* **What this task involves**: Single out the lines of the material that contain "fortnightly" and copy them.

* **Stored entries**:
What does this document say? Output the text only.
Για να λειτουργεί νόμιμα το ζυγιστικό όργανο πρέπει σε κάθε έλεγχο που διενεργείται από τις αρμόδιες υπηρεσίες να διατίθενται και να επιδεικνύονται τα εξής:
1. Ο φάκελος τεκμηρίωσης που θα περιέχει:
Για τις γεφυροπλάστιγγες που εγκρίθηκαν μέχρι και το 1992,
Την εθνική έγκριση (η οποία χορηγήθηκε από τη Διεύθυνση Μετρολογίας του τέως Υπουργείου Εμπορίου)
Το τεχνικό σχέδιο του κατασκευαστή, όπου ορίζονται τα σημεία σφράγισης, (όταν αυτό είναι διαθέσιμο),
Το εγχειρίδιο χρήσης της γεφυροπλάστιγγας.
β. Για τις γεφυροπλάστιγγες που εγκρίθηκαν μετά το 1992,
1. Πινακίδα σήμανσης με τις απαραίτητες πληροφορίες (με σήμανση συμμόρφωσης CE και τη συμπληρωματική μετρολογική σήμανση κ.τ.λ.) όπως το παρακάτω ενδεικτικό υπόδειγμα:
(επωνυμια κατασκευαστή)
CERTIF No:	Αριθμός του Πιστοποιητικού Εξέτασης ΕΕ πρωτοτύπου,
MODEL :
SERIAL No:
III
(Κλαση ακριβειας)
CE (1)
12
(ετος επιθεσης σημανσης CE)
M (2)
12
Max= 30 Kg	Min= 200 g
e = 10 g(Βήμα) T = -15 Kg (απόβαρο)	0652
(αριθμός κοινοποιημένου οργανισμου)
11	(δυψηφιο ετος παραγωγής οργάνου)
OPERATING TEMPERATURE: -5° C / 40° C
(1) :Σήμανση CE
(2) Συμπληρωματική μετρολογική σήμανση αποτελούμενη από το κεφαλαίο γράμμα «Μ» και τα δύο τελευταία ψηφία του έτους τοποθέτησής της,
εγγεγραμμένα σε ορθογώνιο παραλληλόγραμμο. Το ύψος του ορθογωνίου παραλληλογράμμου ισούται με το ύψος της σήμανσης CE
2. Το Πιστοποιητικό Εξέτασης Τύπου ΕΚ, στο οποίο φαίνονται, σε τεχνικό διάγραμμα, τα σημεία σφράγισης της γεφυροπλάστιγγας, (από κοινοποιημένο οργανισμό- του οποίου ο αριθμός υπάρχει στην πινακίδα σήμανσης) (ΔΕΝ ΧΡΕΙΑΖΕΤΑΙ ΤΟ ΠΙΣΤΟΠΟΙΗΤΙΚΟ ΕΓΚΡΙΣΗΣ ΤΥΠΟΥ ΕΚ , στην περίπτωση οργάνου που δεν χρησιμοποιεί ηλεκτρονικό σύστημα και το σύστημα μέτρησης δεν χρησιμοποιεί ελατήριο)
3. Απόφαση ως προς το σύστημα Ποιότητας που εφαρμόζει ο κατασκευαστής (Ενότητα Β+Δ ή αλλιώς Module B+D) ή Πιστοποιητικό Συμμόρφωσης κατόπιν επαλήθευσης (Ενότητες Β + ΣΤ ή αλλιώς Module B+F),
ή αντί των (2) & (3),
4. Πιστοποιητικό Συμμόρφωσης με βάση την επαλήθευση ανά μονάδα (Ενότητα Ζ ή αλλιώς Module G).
---
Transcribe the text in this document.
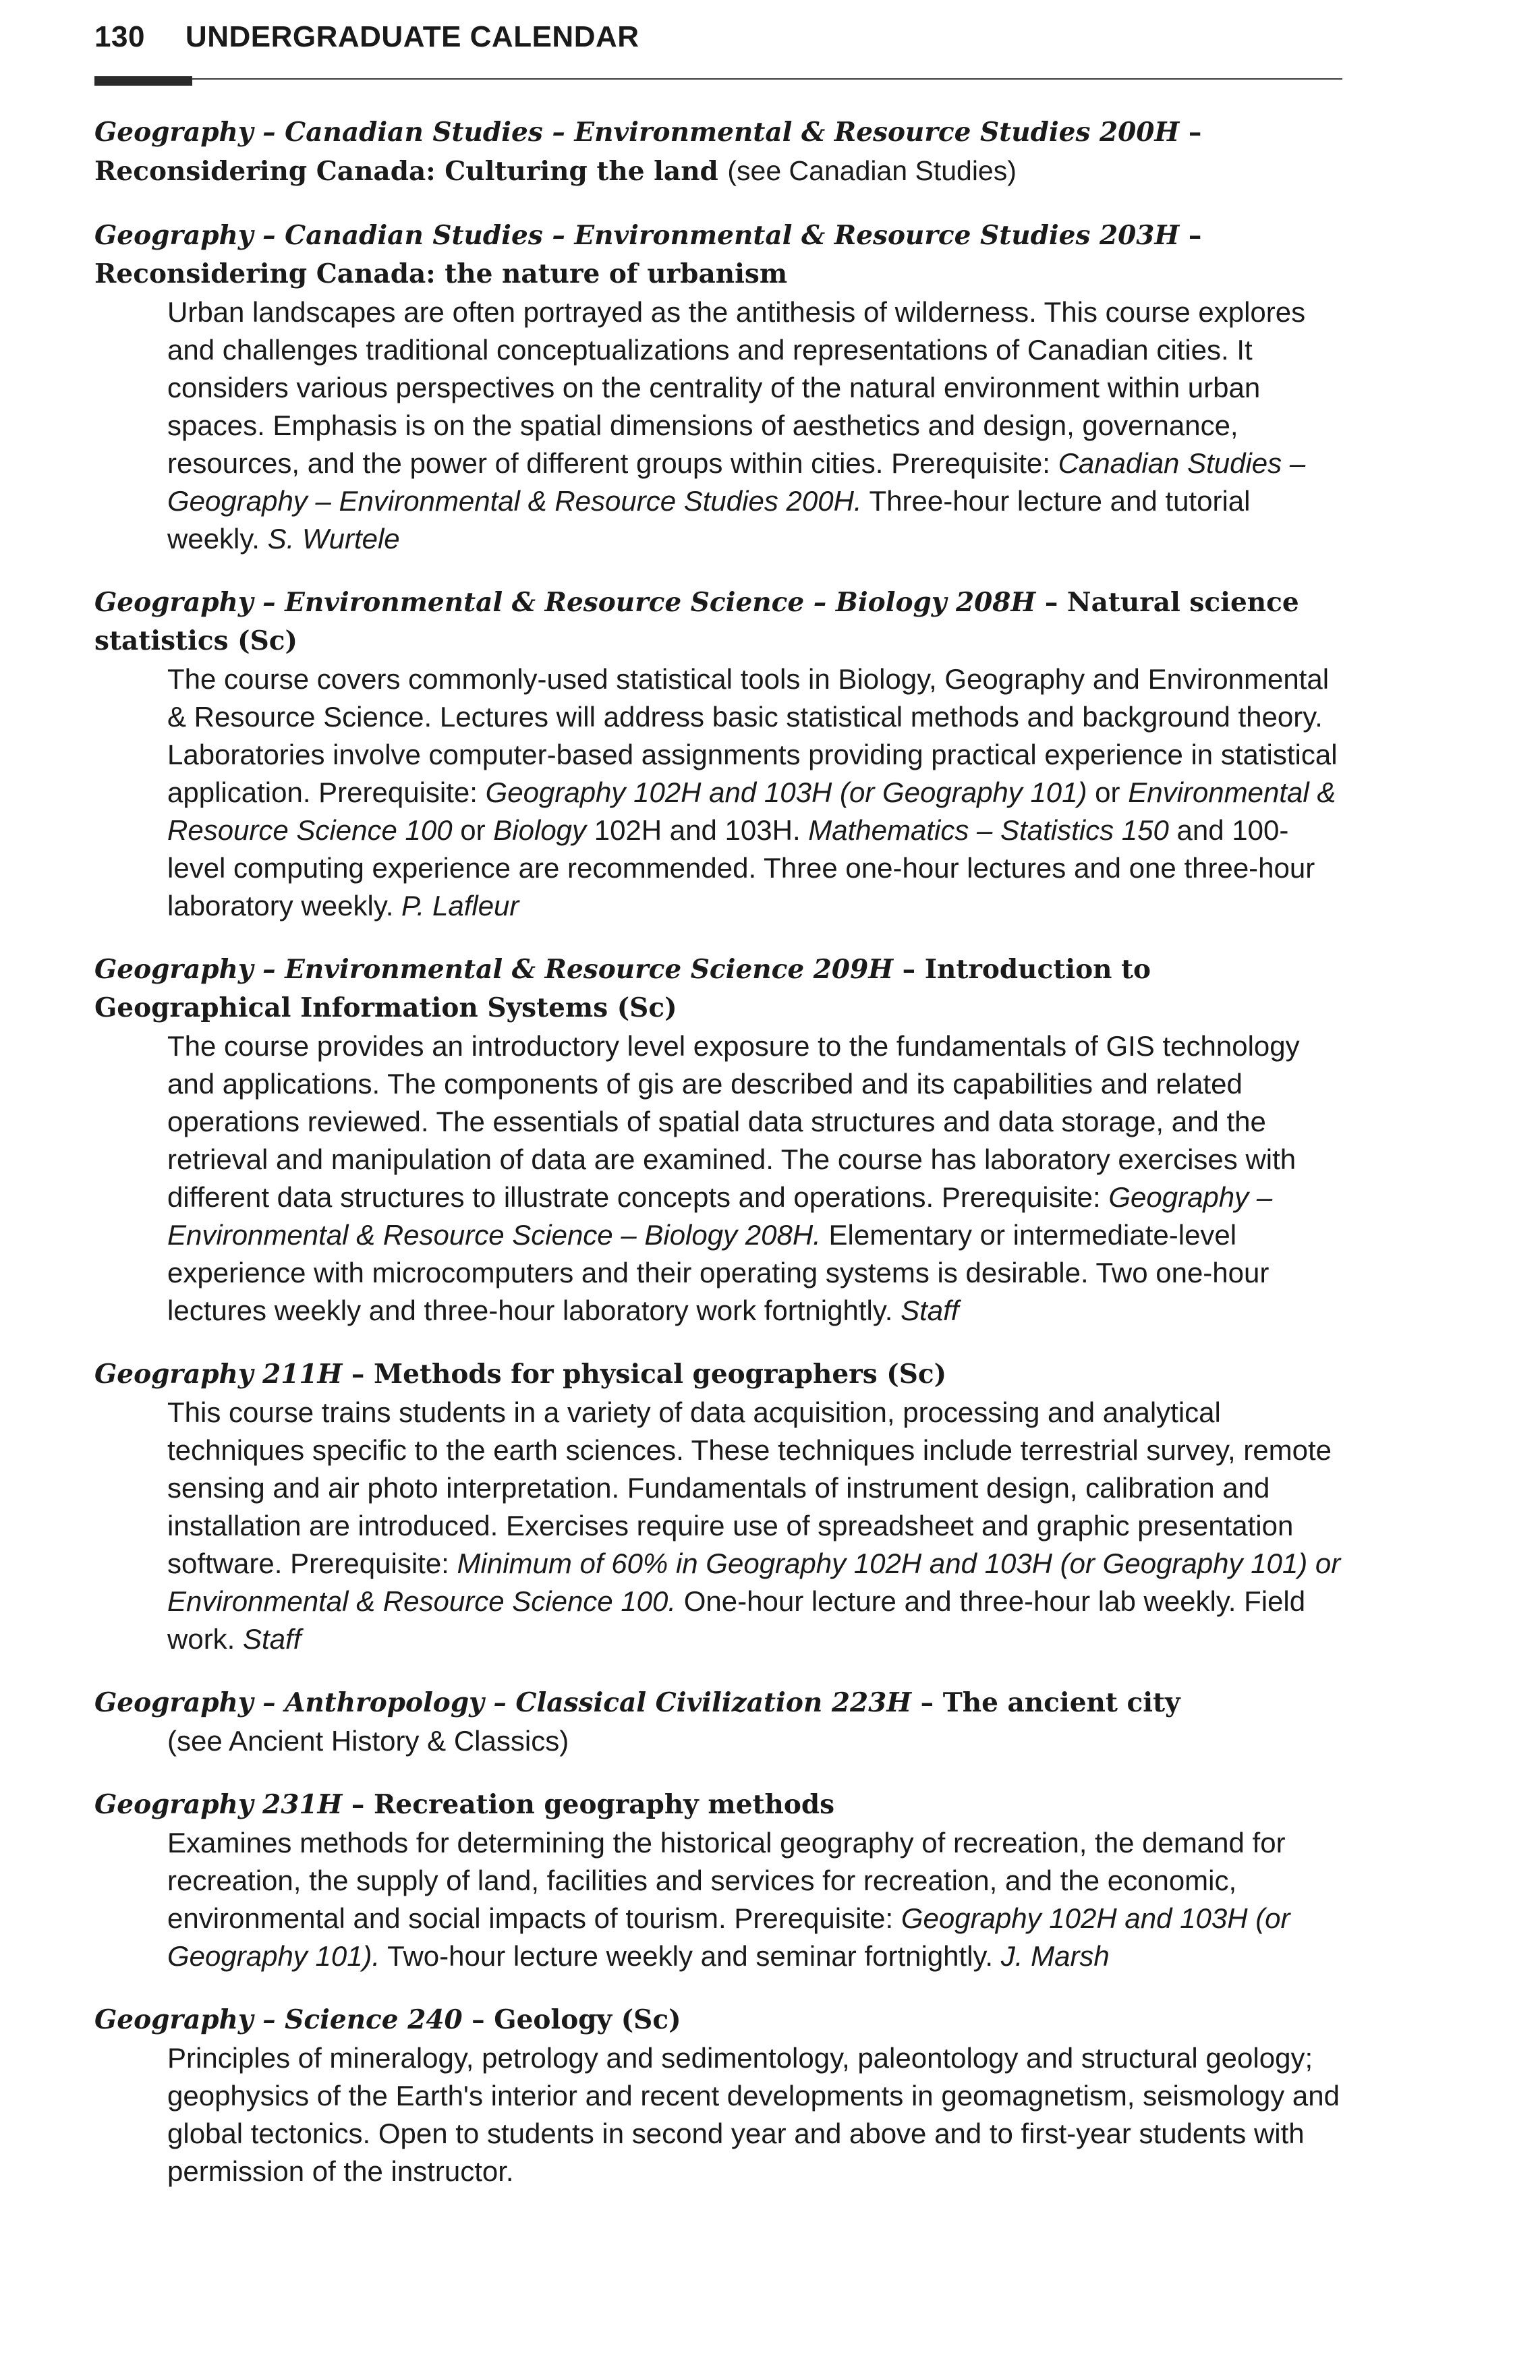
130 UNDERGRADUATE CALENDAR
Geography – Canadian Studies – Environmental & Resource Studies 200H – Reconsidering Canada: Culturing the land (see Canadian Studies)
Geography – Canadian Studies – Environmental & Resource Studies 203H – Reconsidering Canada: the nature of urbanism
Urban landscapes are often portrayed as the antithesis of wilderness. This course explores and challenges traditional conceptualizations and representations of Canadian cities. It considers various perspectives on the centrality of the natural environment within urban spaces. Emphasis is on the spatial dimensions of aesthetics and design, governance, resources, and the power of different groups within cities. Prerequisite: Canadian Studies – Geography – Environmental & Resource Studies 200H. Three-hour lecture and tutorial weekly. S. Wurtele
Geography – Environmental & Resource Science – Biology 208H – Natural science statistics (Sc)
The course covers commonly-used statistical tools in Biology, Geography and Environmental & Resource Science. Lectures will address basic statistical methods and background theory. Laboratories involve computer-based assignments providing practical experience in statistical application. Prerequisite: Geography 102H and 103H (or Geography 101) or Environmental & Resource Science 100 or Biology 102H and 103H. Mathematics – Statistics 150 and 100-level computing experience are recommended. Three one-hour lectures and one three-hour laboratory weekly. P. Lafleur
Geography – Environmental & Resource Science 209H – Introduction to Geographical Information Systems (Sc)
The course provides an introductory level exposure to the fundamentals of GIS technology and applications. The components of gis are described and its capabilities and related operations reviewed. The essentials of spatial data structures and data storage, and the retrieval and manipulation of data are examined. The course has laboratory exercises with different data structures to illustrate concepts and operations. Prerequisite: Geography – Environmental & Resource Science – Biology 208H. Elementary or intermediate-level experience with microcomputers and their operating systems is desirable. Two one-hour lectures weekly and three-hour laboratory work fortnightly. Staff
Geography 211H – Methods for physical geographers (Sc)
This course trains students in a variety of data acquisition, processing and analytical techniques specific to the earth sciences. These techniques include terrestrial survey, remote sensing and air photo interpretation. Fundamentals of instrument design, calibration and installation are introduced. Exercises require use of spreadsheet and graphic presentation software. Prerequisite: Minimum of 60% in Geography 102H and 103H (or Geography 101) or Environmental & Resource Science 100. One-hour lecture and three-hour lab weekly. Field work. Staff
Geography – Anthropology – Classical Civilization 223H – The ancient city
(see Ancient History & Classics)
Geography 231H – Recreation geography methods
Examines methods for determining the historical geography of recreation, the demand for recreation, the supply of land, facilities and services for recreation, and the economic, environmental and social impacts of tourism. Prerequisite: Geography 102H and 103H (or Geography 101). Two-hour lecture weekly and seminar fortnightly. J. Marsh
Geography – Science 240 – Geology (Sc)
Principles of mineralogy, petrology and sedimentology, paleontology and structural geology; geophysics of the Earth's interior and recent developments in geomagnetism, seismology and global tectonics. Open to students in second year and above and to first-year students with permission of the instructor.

* **Complete output**:
The course provides an introductory level exposure to the fundamentals of GIS technology and applications. The components of gis are described and its capabilities and related operations reviewed. The essentials of spatial data structures and data storage, and the retrieval and manipulation of data are examined. The course has laboratory exercises with different data structures to illustrate concepts and operations. Prerequisite: Geography – Environmental & Resource Science – Biology 208H. Elementary or intermediate-level experience with microcomputers and their operating systems is desirable. Two one-hour lectures weekly and three-hour laboratory work fortnightly. Staff
Examines methods for determining the historical geography of recreation, the demand for recreation, the supply of land, facilities and services for recreation, and the economic, environmental and social impacts of tourism. Prerequisite: Geography 102H and 103H (or Geography 101). Two-hour lecture weekly and seminar fortnightly. J. Marsh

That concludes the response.